EXERCISE BRIEF =>
Copy the data that follows exactly. Include no pictures.

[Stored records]
=====
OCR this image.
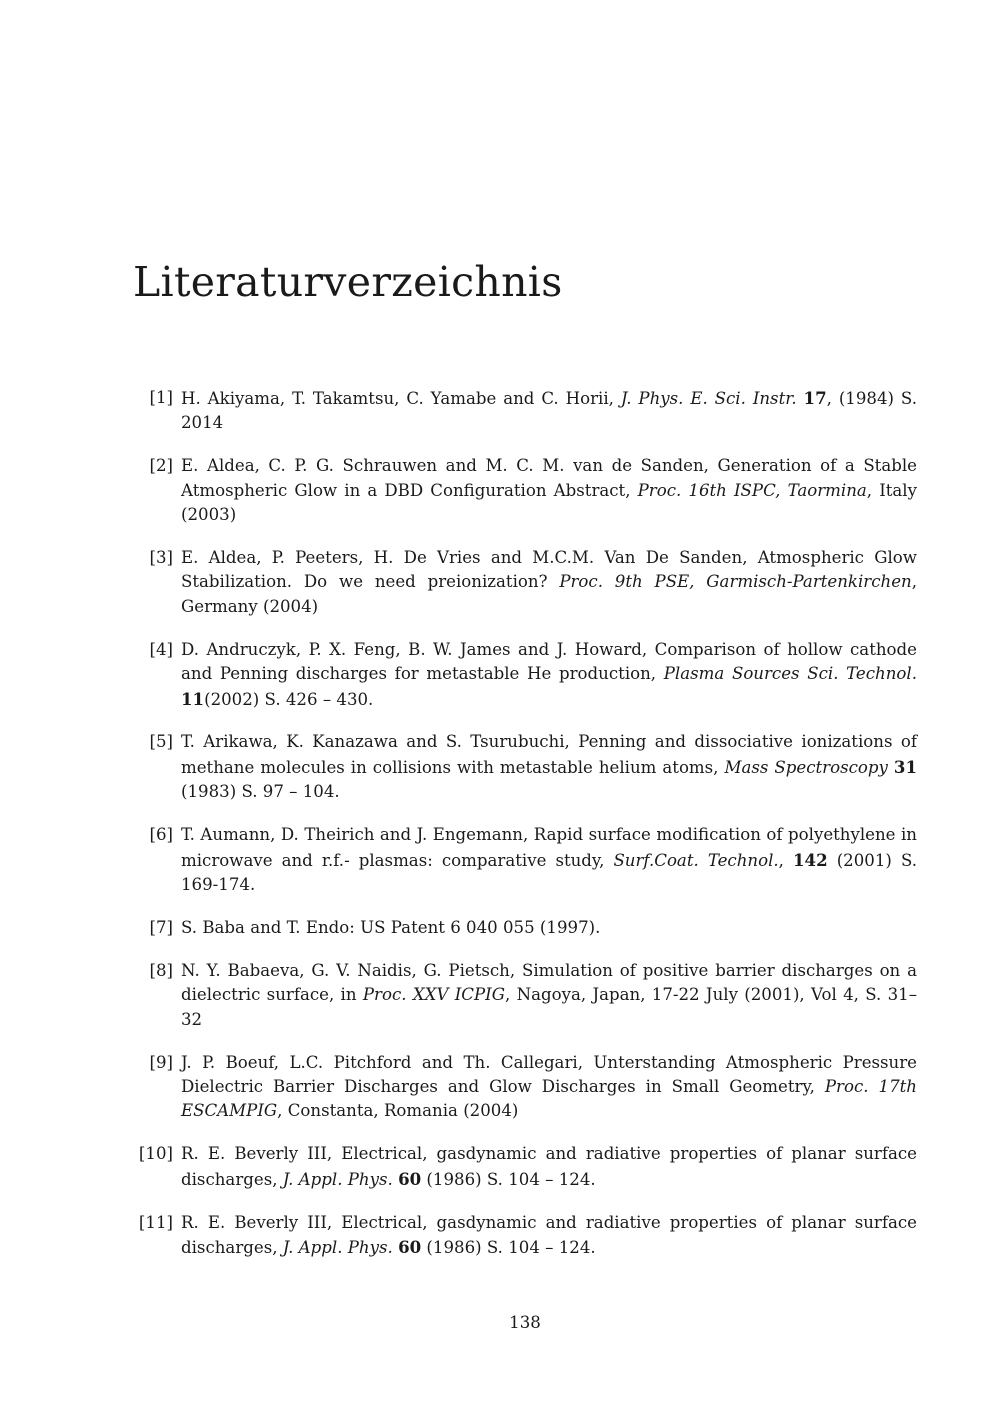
Literaturverzeichnis
[1] H. Akiyama, T. Takamtsu, C. Yamabe and C. Horii, J. Phys. E. Sci. Instr. 17, (1984) S. 2014
[2] E. Aldea, C. P. G. Schrauwen and M. C. M. van de Sanden, Generation of a Stable Atmospheric Glow in a DBD Configuration Abstract, Proc. 16th ISPC, Taormina, Italy (2003)
[3] E. Aldea, P. Peeters, H. De Vries and M.C.M. Van De Sanden, Atmospheric Glow Stabilization. Do we need preionization? Proc. 9th PSE, Garmisch-Partenkirchen, Germany (2004)
[4] D. Andruczyk, P. X. Feng, B. W. James and J. Howard, Comparison of hollow cathode and Penning discharges for metastable He production, Plasma Sources Sci. Technol. 11(2002) S. 426 – 430.
[5] T. Arikawa, K. Kanazawa and S. Tsurubuchi, Penning and dissociative ionizations of methane molecules in collisions with metastable helium atoms, Mass Spectroscopy 31 (1983) S. 97 – 104.
[6] T. Aumann, D. Theirich and J. Engemann, Rapid surface modification of polyethylene in microwave and r.f.- plasmas: comparative study, Surf.Coat. Technol., 142 (2001) S. 169-174.
[7] S. Baba and T. Endo: US Patent 6 040 055 (1997).
[8] N. Y. Babaeva, G. V. Naidis, G. Pietsch, Simulation of positive barrier discharges on a dielectric surface, in Proc. XXV ICPIG, Nagoya, Japan, 17-22 July (2001), Vol 4, S. 31–32
[9] J. P. Boeuf, L.C. Pitchford and Th. Callegari, Unterstanding Atmospheric Pressure Dielectric Barrier Discharges and Glow Discharges in Small Geometry, Proc. 17th ESCAMPIG, Constanta, Romania (2004)
[10] R. E. Beverly III, Electrical, gasdynamic and radiative properties of planar surface discharges, J. Appl. Phys. 60 (1986) S. 104 – 124.
[11] R. E. Beverly III, Electrical, gasdynamic and radiative properties of planar surface discharges, J. Appl. Phys. 60 (1986) S. 104 – 124.
138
=====
FINISHED TASK =>
OCR this image.
Literaturverzeichnis
[1] H. Akiyama, T. Takamtsu, C. Yamabe and C. Horii, J. Phys. E. Sci. Instr. 17, (1984) S. 2014
[2] E. Aldea, C. P. G. Schrauwen and M. C. M. van de Sanden, Generation of a Stable Atmospheric Glow in a DBD Configuration Abstract, Proc. 16th ISPC, Taormina, Italy (2003)
[3] E. Aldea, P. Peeters, H. De Vries and M.C.M. Van De Sanden, Atmospheric Glow Stabilization. Do we need preionization? Proc. 9th PSE, Garmisch-Partenkirchen, Germany (2004)
[4] D. Andruczyk, P. X. Feng, B. W. James and J. Howard, Comparison of hollow cathode and Penning discharges for metastable He production, Plasma Sources Sci. Technol. 11(2002) S. 426 – 430.
[5] T. Arikawa, K. Kanazawa and S. Tsurubuchi, Penning and dissociative ionizations of methane molecules in collisions with metastable helium atoms, Mass Spectroscopy 31 (1983) S. 97 – 104.
[6] T. Aumann, D. Theirich and J. Engemann, Rapid surface modification of polyethylene in microwave and r.f.- plasmas: comparative study, Surf.Coat. Technol., 142 (2001) S. 169-174.
[7] S. Baba and T. Endo: US Patent 6 040 055 (1997).
[8] N. Y. Babaeva, G. V. Naidis, G. Pietsch, Simulation of positive barrier discharges on a dielectric surface, in Proc. XXV ICPIG, Nagoya, Japan, 17-22 July (2001), Vol 4, S. 31–32
[9] J. P. Boeuf, L.C. Pitchford and Th. Callegari, Unterstanding Atmospheric Pressure Dielectric Barrier Discharges and Glow Discharges in Small Geometry, Proc. 17th ESCAMPIG, Constanta, Romania (2004)
[10] R. E. Beverly III, Electrical, gasdynamic and radiative properties of planar surface discharges, J. Appl. Phys. 60 (1986) S. 104 – 124.
[11] R. E. Beverly III, Electrical, gasdynamic and radiative properties of planar surface discharges, J. Appl. Phys. 60 (1986) S. 104 – 124.
138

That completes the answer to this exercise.